Extracted entries
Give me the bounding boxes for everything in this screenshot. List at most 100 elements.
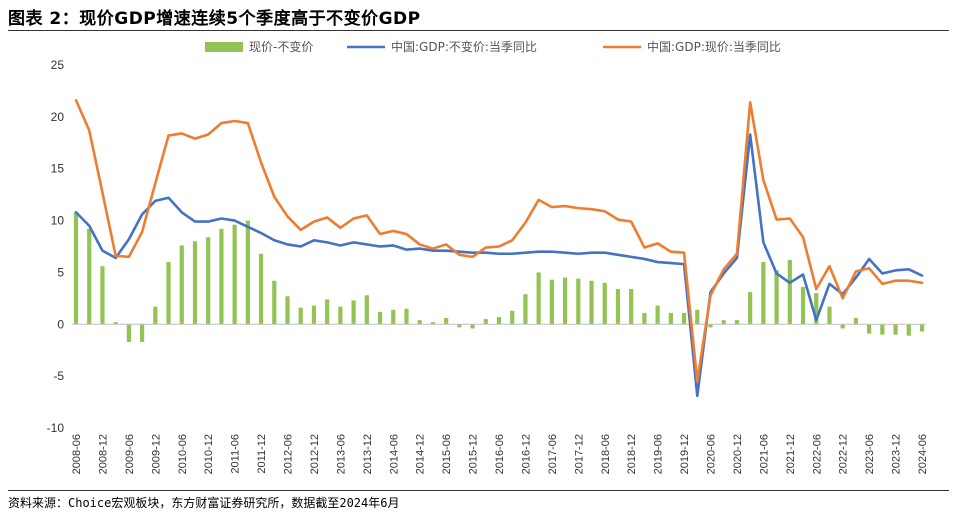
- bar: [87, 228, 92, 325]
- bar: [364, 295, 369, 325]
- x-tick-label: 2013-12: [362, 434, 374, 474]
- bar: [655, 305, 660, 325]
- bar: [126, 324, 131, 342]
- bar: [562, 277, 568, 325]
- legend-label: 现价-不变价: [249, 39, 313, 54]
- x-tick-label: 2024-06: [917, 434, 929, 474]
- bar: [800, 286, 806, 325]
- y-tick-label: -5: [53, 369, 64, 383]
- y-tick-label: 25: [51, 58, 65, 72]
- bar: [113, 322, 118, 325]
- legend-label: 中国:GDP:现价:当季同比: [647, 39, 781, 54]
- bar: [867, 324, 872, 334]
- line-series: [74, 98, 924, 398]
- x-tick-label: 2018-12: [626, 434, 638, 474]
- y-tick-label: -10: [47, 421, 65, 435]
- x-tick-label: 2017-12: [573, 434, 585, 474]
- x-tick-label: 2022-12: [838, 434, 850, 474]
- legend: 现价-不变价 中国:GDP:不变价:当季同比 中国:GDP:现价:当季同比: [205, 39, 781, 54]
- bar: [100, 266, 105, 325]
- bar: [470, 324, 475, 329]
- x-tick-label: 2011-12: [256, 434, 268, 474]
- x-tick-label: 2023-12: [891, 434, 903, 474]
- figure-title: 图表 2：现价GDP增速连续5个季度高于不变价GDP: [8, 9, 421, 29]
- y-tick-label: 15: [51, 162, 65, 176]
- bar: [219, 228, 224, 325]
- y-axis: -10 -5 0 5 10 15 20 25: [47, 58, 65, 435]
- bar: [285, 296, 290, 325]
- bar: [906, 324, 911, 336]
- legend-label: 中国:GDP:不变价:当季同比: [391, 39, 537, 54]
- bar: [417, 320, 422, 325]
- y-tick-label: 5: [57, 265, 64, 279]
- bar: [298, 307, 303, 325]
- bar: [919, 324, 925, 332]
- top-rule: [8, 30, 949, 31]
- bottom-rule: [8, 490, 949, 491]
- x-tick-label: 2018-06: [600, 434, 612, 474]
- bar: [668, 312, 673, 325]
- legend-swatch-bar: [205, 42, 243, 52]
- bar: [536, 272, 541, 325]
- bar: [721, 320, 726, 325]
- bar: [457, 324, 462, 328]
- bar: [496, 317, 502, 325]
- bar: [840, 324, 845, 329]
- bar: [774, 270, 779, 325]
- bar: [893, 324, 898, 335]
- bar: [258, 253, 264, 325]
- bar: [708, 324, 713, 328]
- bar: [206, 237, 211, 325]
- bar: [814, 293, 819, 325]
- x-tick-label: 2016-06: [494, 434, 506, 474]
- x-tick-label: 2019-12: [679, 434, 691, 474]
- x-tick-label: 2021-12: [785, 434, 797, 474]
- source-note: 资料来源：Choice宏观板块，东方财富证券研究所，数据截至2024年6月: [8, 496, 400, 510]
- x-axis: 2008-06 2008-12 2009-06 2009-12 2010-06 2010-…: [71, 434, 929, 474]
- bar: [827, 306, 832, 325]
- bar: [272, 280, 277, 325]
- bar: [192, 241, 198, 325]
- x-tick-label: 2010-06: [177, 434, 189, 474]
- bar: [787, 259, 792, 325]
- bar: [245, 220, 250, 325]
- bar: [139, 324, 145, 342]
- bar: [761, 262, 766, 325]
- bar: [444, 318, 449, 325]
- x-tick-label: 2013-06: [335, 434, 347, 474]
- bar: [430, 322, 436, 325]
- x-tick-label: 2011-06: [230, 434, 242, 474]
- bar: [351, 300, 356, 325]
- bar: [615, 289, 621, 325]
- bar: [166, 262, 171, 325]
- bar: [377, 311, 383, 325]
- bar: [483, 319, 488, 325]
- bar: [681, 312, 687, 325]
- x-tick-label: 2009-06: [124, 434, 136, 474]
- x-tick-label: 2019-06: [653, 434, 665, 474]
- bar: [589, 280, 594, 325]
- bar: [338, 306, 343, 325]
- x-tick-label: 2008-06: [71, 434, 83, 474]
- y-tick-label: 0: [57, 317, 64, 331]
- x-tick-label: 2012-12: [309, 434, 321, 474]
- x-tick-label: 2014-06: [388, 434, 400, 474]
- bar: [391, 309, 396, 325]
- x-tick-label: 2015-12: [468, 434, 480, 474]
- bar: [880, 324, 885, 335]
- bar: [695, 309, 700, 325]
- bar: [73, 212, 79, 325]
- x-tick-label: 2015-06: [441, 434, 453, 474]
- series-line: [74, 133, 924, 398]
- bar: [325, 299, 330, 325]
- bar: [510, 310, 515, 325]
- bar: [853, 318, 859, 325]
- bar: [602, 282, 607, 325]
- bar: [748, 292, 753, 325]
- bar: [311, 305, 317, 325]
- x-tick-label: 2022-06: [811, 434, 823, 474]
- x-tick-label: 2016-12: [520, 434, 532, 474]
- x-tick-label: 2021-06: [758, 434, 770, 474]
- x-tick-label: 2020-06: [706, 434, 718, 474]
* * *
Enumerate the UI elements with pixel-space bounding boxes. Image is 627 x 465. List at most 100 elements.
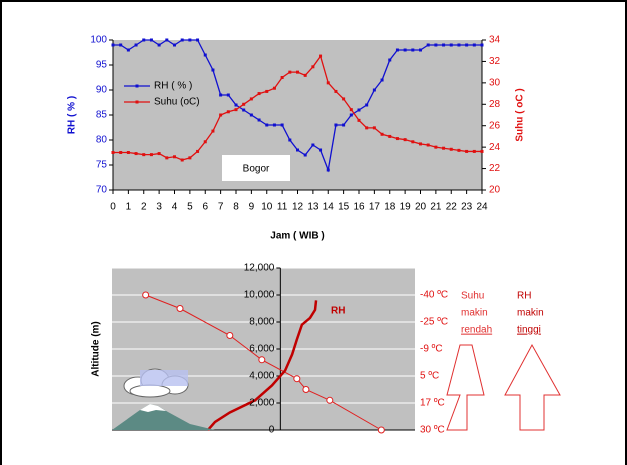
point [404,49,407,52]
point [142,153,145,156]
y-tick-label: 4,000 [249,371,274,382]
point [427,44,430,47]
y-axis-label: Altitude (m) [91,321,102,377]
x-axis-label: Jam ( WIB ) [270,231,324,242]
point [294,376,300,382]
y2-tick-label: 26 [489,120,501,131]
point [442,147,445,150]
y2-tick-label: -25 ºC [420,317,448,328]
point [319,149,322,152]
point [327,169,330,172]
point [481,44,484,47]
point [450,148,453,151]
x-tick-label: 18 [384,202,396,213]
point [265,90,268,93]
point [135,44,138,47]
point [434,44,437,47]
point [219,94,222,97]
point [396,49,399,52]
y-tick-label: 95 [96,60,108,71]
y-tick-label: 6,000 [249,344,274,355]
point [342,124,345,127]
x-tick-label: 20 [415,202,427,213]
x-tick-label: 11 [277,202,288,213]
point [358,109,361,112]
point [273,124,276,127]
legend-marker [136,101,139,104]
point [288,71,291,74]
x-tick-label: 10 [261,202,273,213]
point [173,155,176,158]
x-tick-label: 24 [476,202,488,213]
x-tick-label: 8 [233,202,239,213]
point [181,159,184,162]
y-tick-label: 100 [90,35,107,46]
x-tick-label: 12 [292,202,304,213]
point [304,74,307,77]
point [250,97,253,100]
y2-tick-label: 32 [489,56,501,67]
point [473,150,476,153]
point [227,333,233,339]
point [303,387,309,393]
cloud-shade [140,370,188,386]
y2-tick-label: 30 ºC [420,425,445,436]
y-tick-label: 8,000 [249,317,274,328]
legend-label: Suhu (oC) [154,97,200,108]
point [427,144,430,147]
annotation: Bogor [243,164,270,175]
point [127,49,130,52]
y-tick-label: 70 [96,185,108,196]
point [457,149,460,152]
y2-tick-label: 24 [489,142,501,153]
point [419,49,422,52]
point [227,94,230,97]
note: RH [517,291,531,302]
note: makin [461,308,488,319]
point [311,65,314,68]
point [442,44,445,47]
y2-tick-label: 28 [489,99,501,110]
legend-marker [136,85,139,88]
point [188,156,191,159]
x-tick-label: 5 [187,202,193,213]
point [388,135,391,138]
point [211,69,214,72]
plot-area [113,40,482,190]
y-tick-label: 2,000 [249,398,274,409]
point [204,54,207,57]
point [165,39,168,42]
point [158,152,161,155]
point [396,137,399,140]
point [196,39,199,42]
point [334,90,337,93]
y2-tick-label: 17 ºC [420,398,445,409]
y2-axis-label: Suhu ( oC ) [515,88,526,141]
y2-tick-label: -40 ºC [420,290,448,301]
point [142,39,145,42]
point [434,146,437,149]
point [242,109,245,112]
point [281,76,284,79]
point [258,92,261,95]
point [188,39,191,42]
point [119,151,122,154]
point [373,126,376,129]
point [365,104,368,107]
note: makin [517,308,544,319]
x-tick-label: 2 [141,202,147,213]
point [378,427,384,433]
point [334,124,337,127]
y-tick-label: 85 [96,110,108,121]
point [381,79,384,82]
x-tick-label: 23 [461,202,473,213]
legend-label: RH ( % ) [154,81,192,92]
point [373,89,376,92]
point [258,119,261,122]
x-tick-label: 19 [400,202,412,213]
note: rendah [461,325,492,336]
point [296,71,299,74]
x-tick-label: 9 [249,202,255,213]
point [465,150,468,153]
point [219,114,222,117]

== Requirement ==
Rewrite the entries from the line with "point [404,49,407,52]" up to and including the line with "point [211,69,214,72]", substituting "legend-icon" for every occurrence of "legend-marker" and leaving everything else unchanged.

== The completed task ==
point [404,49,407,52]
point [142,153,145,156]
y-tick-label: 4,000 [249,371,274,382]
point [427,44,430,47]
y-axis-label: Altitude (m) [91,321,102,377]
x-axis-label: Jam ( WIB ) [270,231,324,242]
point [294,376,300,382]
y2-tick-label: 26 [489,120,501,131]
point [442,147,445,150]
y2-tick-label: -25 ºC [420,317,448,328]
point [319,149,322,152]
point [327,169,330,172]
point [481,44,484,47]
point [450,148,453,151]
x-tick-label: 18 [384,202,396,213]
point [265,90,268,93]
point [135,44,138,47]
point [434,44,437,47]
point [219,94,222,97]
point [396,49,399,52]
y-tick-label: 95 [96,60,108,71]
y-tick-label: 6,000 [249,344,274,355]
point [342,124,345,127]
x-tick-label: 20 [415,202,427,213]
x-tick-label: 11 [277,202,288,213]
point [358,109,361,112]
point [273,124,276,127]
legend-icon [136,101,139,104]
point [288,71,291,74]
x-tick-label: 10 [261,202,273,213]
point [173,155,176,158]
x-tick-label: 24 [476,202,488,213]
x-tick-label: 8 [233,202,239,213]
point [181,159,184,162]
y-tick-label: 100 [90,35,107,46]
x-tick-label: 12 [292,202,304,213]
point [304,74,307,77]
point [250,97,253,100]
y2-tick-label: 32 [489,56,501,67]
point [473,150,476,153]
point [227,333,233,339]
point [303,387,309,393]
cloud-shade [140,370,188,386]
y2-tick-label: 30 ºC [420,425,445,436]
y-tick-label: 8,000 [249,317,274,328]
legend-label: Suhu (oC) [154,97,200,108]
point [427,144,430,147]
annotation: Bogor [243,164,270,175]
point [127,49,130,52]
y-tick-label: 70 [96,185,108,196]
point [457,149,460,152]
y2-tick-label: 24 [489,142,501,153]
point [419,49,422,52]
point [227,94,230,97]
note: RH [517,291,531,302]
note: makin [461,308,488,319]
point [311,65,314,68]
point [442,44,445,47]
y2-tick-label: 28 [489,99,501,110]
legend-icon [136,85,139,88]
point [188,156,191,159]
x-tick-label: 5 [187,202,193,213]
point [388,135,391,138]
point [211,69,214,72]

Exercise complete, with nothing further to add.